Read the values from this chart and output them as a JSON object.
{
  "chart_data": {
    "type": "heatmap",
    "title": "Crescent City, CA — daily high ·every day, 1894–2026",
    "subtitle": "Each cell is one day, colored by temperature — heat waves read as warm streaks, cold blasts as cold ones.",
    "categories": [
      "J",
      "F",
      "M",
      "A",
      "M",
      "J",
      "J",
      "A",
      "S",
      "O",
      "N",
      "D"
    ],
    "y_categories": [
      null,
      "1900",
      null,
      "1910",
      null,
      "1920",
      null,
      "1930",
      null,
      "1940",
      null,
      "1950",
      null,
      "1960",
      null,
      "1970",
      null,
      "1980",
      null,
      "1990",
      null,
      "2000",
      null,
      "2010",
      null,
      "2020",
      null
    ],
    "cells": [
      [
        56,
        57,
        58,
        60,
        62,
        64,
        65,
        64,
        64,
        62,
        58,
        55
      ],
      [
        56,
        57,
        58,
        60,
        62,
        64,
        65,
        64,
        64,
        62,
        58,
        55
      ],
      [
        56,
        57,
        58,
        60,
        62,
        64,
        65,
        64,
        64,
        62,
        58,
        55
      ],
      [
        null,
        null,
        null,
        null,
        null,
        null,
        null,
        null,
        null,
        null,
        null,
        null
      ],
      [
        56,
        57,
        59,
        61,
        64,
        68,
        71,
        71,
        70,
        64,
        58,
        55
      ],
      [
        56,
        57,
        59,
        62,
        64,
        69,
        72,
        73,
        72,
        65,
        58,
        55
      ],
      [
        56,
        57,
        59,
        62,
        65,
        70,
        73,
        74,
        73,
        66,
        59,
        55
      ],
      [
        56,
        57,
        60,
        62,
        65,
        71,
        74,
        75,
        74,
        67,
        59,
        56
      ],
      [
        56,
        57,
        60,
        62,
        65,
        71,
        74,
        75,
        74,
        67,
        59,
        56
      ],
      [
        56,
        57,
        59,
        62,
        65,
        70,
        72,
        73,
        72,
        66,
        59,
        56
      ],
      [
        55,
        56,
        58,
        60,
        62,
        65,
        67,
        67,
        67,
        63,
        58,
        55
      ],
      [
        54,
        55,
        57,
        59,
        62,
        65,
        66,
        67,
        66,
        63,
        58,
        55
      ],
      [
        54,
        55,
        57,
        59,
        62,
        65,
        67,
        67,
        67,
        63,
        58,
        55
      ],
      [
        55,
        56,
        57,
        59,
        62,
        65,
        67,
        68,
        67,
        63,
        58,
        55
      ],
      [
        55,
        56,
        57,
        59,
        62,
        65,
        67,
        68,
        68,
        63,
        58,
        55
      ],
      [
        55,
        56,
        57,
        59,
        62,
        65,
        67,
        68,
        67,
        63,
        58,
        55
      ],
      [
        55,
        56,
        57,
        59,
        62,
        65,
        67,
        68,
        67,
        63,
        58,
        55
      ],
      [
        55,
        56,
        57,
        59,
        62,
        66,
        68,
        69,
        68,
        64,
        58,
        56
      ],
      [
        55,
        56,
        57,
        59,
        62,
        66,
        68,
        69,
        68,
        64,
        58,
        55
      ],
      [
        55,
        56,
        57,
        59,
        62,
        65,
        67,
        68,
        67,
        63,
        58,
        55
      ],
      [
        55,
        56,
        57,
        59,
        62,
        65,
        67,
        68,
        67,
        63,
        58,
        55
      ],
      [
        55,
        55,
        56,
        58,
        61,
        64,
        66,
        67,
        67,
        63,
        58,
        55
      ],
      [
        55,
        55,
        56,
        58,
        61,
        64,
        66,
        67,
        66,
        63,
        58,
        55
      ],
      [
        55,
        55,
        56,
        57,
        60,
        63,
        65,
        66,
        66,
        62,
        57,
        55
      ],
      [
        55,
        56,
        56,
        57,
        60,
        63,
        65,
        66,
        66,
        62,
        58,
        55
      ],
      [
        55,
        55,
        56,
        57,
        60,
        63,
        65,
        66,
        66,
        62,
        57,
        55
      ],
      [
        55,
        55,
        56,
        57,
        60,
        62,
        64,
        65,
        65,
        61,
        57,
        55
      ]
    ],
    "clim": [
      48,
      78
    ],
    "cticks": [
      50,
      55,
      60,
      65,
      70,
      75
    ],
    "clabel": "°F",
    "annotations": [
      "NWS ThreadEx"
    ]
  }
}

# # #

Copy each entry exactly, with nothing added or dropped.

Result for this exercise:
Read the values from this chart and output them as a JSON object.
{
  "chart_data": {
    "type": "heatmap",
    "title": "Crescent City, CA — daily high ·every day, 1894–2026",
    "subtitle": "Each cell is one day, colored by temperature — heat waves read as warm streaks, cold blasts as cold ones.",
    "categories": [
      "J",
      "F",
      "M",
      "A",
      "M",
      "J",
      "J",
      "A",
      "S",
      "O",
      "N",
      "D"
    ],
    "y_categories": [
      null,
      "1900",
      null,
      "1910",
      null,
      "1920",
      null,
      "1930",
      null,
      "1940",
      null,
      "1950",
      null,
      "1960",
      null,
      "1970",
      null,
      "1980",
      null,
      "1990",
      null,
      "2000",
      null,
      "2010",
      null,
      "2020",
      null
    ],
    "cells": [
      [
        56,
        57,
        58,
        60,
        62,
        64,
        65,
        64,
        64,
        62,
        58,
        55
      ],
      [
        56,
        57,
        58,
        60,
        62,
        64,
        65,
        64,
        64,
        62,
        58,
        55
      ],
      [
        56,
        57,
        58,
        60,
        62,
        64,
        65,
        64,
        64,
        62,
        58,
        55
      ],
      [
        null,
        null,
        null,
        null,
        null,
        null,
        null,
        null,
        null,
        null,
        null,
        null
      ],
      [
        56,
        57,
        59,
        61,
        64,
        68,
        71,
        71,
        70,
        64,
        58,
        55
      ],
      [
        56,
        57,
        59,
        62,
        64,
        69,
        72,
        73,
        72,
        65,
        58,
        55
      ],
      [
        56,
        57,
        59,
        62,
        65,
        70,
        73,
        74,
        73,
        66,
        59,
        55
      ],
      [
        56,
        57,
        60,
        62,
        65,
        71,
        74,
        75,
        74,
        67,
        59,
        56
      ],
      [
        56,
        57,
        60,
        62,
        65,
        71,
        74,
        75,
        74,
        67,
        59,
        56
      ],
      [
        56,
        57,
        59,
        62,
        65,
        70,
        72,
        73,
        72,
        66,
        59,
        56
      ],
      [
        55,
        56,
        58,
        60,
        62,
        65,
        67,
        67,
        67,
        63,
        58,
        55
      ],
      [
        54,
        55,
        57,
        59,
        62,
        65,
        66,
        67,
        66,
        63,
        58,
        55
      ],
      [
        54,
        55,
        57,
        59,
        62,
        65,
        67,
        67,
        67,
        63,
        58,
        55
      ],
      [
        55,
        56,
        57,
        59,
        62,
        65,
        67,
        68,
        67,
        63,
        58,
        55
      ],
      [
        55,
        56,
        57,
        59,
        62,
        65,
        67,
        68,
        68,
        63,
        58,
        55
      ],
      [
        55,
        56,
        57,
        59,
        62,
        65,
        67,
        68,
        67,
        63,
        58,
        55
      ],
      [
        55,
        56,
        57,
        59,
        62,
        65,
        67,
        68,
        67,
        63,
        58,
        55
      ],
      [
        55,
        56,
        57,
        59,
        62,
        66,
        68,
        69,
        68,
        64,
        58,
        56
      ],
      [
        55,
        56,
        57,
        59,
        62,
        66,
        68,
        69,
        68,
        64,
        58,
        55
      ],
      [
        55,
        56,
        57,
        59,
        62,
        65,
        67,
        68,
        67,
        63,
        58,
        55
      ],
      [
        55,
        56,
        57,
        59,
        62,
        65,
        67,
        68,
        67,
        63,
        58,
        55
      ],
      [
        55,
        55,
        56,
        58,
        61,
        64,
        66,
        67,
        67,
        63,
        58,
        55
      ],
      [
        55,
        55,
        56,
        58,
        61,
        64,
        66,
        67,
        66,
        63,
        58,
        55
      ],
      [
        55,
        55,
        56,
        57,
        60,
        63,
        65,
        66,
        66,
        62,
        57,
        55
      ],
      [
        55,
        56,
        56,
        57,
        60,
        63,
        65,
        66,
        66,
        62,
        58,
        55
      ],
      [
        55,
        55,
        56,
        57,
        60,
        63,
        65,
        66,
        66,
        62,
        57,
        55
      ],
      [
        55,
        55,
        56,
        57,
        60,
        62,
        64,
        65,
        65,
        61,
        57,
        55
      ]
    ],
    "clim": [
      48,
      78
    ],
    "cticks": [
      50,
      55,
      60,
      65,
      70,
      75
    ],
    "clabel": "°F",
    "annotations": [
      "NWS ThreadEx"
    ]
  }
}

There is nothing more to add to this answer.